14 Agustus 2016

Arti dan Makna Solup dalam Kehidupan Orang Batak

Oleh: Panda MT Siallagan

Desa selalu menjadi ingatan yang harum bagi orang-orang yang pernah memilikinya. Dan bagi generasi yang tumbuh dalam peradaban kota, desa menjadi imaji yang tenang tentang sawah, gunung, sungai, ladang atau lembah-lembah.

Entah bagaimana, desa masih kerap dicatat sebagai muasal sebagian besar generasi baru, betatapun modernisme telah begitu jauh menghasut kehidupannya. Acapkali, romantisme dunia pendidikan kita juga dijerumuskan pada kisah-kisah lesu: berlibur ke kampung nenek. Tapi tahu apa anak-anak itu? Keindahan dan kedamaian barangkali memang tak terpisahkan dari senyawa alam.

Begitulah di masa kanak yang jauh, di sebuah desa yang penuh lanskap pegunungan, hamparan sawah, saya mengenang peristiwa-peristiwa mengharukan yang membuat jiwa terkejut: betapa banyak hal-hal telah hilang. Di desa kami, setiap kali ada hajatan pesta, baik pesta adat pernikahan maupun upacara adat penguburan orang meninggal, lazimnya anak-anak ikut berbondong-bondong ke lokasi acara.

## Data Tercatat
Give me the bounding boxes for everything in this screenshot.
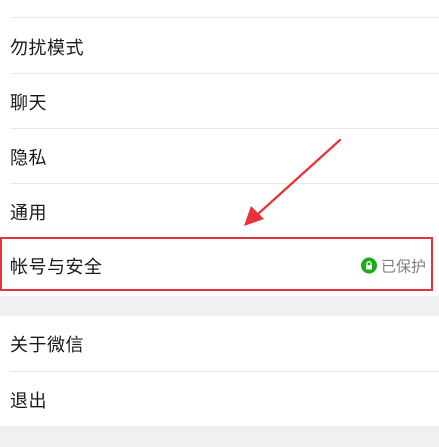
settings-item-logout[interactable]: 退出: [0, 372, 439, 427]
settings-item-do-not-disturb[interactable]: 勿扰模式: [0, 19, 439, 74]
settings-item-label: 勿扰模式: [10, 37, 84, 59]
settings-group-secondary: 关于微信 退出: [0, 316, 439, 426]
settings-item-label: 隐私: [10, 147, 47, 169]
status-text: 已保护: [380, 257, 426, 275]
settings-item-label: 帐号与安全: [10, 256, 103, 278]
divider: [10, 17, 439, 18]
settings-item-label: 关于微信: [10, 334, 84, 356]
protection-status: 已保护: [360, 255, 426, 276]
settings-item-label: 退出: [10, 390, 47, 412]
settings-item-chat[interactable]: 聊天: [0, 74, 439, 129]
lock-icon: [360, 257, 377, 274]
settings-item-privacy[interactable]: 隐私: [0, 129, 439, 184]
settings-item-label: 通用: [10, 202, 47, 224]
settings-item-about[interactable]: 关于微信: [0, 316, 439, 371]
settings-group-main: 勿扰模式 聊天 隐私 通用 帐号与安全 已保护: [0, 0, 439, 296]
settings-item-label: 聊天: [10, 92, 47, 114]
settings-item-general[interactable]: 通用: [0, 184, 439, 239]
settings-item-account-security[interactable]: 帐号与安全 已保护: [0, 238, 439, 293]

---

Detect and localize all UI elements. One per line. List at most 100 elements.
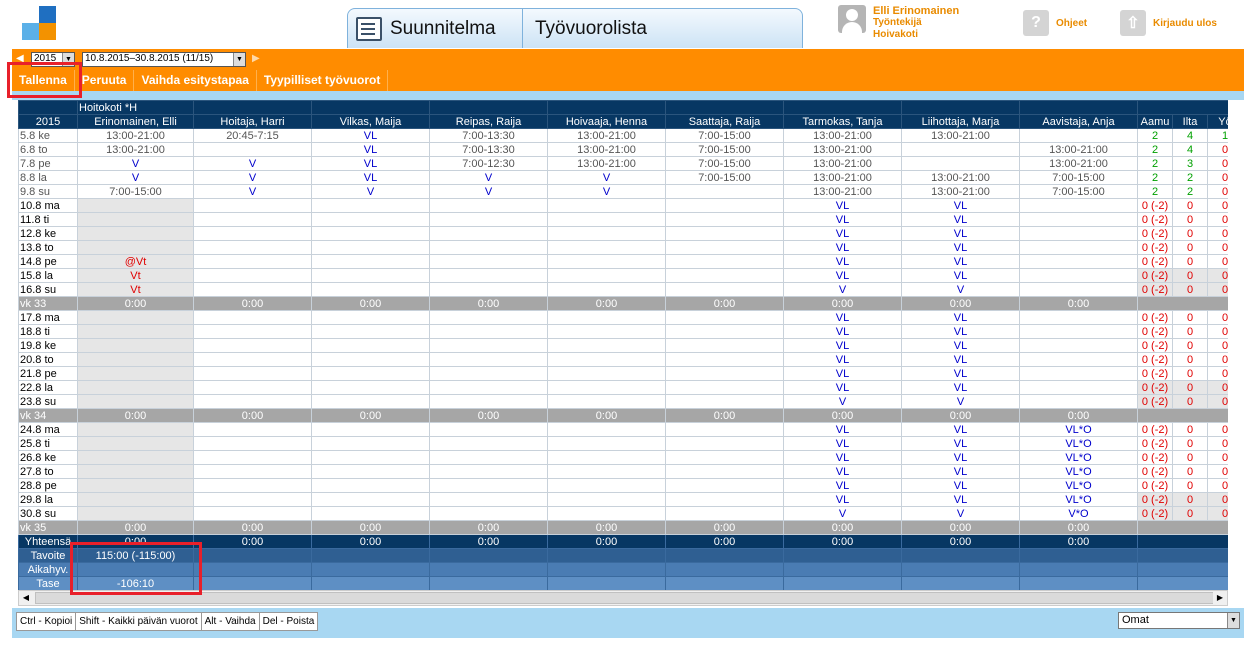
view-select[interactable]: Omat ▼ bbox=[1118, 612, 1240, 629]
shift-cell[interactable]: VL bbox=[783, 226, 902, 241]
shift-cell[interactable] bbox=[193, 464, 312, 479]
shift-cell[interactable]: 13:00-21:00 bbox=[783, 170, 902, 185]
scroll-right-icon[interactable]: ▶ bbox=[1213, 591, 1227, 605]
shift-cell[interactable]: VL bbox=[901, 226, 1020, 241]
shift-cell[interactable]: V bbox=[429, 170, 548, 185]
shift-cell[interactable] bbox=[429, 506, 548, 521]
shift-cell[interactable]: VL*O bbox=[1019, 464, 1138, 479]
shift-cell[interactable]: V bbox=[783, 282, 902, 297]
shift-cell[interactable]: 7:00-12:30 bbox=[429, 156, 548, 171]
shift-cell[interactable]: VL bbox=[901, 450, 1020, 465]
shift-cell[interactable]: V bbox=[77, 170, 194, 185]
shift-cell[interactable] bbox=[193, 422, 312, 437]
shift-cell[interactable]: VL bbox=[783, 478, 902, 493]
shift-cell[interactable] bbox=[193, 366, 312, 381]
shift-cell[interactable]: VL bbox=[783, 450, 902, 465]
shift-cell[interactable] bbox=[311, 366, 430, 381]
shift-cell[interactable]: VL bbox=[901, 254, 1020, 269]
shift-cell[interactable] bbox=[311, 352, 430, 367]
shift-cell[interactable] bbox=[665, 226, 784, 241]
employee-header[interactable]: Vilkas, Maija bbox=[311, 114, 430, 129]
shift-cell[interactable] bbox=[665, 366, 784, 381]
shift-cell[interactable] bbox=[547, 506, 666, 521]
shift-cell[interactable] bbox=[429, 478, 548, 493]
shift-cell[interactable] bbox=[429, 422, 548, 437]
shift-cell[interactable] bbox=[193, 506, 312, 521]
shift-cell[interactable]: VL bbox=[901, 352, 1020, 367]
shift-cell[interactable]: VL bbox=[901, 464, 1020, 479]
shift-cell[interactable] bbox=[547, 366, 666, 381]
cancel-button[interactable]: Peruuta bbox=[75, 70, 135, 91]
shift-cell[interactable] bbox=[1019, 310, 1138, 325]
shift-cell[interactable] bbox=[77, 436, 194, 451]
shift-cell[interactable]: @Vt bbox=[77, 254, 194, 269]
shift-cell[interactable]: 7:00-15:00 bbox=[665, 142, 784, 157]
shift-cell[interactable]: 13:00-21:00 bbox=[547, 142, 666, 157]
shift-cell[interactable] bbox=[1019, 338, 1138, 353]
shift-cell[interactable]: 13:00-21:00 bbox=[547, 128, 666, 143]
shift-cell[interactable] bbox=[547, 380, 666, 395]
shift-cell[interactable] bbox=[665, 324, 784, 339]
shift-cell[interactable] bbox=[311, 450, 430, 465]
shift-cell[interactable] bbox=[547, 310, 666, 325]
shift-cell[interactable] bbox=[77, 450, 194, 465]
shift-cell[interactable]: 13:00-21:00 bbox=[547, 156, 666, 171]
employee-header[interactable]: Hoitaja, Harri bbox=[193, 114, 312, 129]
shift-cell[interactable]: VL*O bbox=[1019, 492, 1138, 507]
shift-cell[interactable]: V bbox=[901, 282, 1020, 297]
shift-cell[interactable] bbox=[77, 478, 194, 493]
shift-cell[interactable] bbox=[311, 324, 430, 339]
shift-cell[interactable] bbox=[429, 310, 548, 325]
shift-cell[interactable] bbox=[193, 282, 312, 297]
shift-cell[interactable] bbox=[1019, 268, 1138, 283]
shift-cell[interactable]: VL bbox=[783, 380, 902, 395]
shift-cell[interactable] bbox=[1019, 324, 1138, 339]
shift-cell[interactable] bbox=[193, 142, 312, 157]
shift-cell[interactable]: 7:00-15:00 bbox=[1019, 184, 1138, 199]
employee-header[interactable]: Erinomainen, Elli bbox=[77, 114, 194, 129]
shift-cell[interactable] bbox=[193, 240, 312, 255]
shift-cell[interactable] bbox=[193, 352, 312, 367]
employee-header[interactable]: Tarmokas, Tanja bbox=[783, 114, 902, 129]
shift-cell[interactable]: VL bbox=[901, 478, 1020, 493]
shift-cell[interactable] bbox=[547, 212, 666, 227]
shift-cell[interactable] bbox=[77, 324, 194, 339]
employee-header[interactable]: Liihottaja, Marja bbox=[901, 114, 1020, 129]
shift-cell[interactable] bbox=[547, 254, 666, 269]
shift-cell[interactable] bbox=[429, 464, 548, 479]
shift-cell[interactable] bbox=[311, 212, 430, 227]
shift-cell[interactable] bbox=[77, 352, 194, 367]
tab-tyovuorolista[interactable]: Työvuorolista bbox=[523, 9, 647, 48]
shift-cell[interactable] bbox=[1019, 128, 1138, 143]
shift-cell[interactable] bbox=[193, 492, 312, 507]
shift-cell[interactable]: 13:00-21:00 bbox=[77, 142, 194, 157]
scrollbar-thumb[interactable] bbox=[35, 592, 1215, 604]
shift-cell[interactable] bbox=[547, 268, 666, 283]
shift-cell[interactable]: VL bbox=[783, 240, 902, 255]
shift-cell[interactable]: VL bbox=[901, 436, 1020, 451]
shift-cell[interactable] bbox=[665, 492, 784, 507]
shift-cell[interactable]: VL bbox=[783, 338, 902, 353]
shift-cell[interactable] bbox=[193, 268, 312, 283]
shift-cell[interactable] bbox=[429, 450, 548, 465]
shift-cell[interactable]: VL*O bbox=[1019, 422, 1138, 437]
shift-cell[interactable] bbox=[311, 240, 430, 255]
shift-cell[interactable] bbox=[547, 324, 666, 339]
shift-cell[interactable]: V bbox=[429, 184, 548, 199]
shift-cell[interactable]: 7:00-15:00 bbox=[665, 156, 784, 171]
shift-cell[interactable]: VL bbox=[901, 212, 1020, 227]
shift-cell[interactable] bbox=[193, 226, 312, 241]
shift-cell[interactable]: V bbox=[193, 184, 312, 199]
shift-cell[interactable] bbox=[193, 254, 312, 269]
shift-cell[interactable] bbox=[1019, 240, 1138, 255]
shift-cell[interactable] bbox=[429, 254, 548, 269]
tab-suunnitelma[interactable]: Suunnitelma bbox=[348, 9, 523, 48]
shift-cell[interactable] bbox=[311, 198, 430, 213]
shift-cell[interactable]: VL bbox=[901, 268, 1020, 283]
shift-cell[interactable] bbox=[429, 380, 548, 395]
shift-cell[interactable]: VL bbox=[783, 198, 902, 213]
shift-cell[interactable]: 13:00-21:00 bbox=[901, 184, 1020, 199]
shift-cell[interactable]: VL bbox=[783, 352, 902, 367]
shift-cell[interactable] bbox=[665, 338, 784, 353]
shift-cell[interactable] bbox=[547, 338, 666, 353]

## Sasaran Latihan
**1.** Dalam tulisan tentang solup, ke mana anak-anak biasanya berbondong-bondong setiap kali ada hajatan pesta di desa?
**2.** Berdasarkan tulisan tentang solup, jelaskan mengapa peristiwa-peristiwa yang dikenang dari masa kanak itu membuat jiwa terkejut.
**3.** Salin seluruh bagian tulisan tentang solup, dari "14 Agustus 2016" hingga "dari senyawa alam.".
Catatan-catatan di atas tidak berhubungan dengan tulisan tentang solup.

## Jawaban Latihan
**1.** Ke lokasi acara.

**2.** Peristiwa-peristiwa itu membuat jiwa terkejut karena menyadarkan betapa banyak hal telah hilang.

**3.**
14 Agustus 2016

Arti dan Makna Solup dalam Kehidupan Orang Batak

Oleh: Panda MT Siallagan

Desa selalu menjadi ingatan yang harum bagi orang-orang yang pernah memilikinya. Dan bagi generasi yang tumbuh dalam peradaban kota, desa menjadi imaji yang tenang tentang sawah, gunung, sungai, ladang atau lembah-lembah.

Entah bagaimana, desa masih kerap dicatat sebagai muasal sebagian besar generasi baru, betatapun modernisme telah begitu jauh menghasut kehidupannya. Acapkali, romantisme dunia pendidikan kita juga dijerumuskan pada kisah-kisah lesu: berlibur ke kampung nenek. Tapi tahu apa anak-anak itu? Keindahan dan kedamaian barangkali memang tak terpisahkan dari senyawa alam.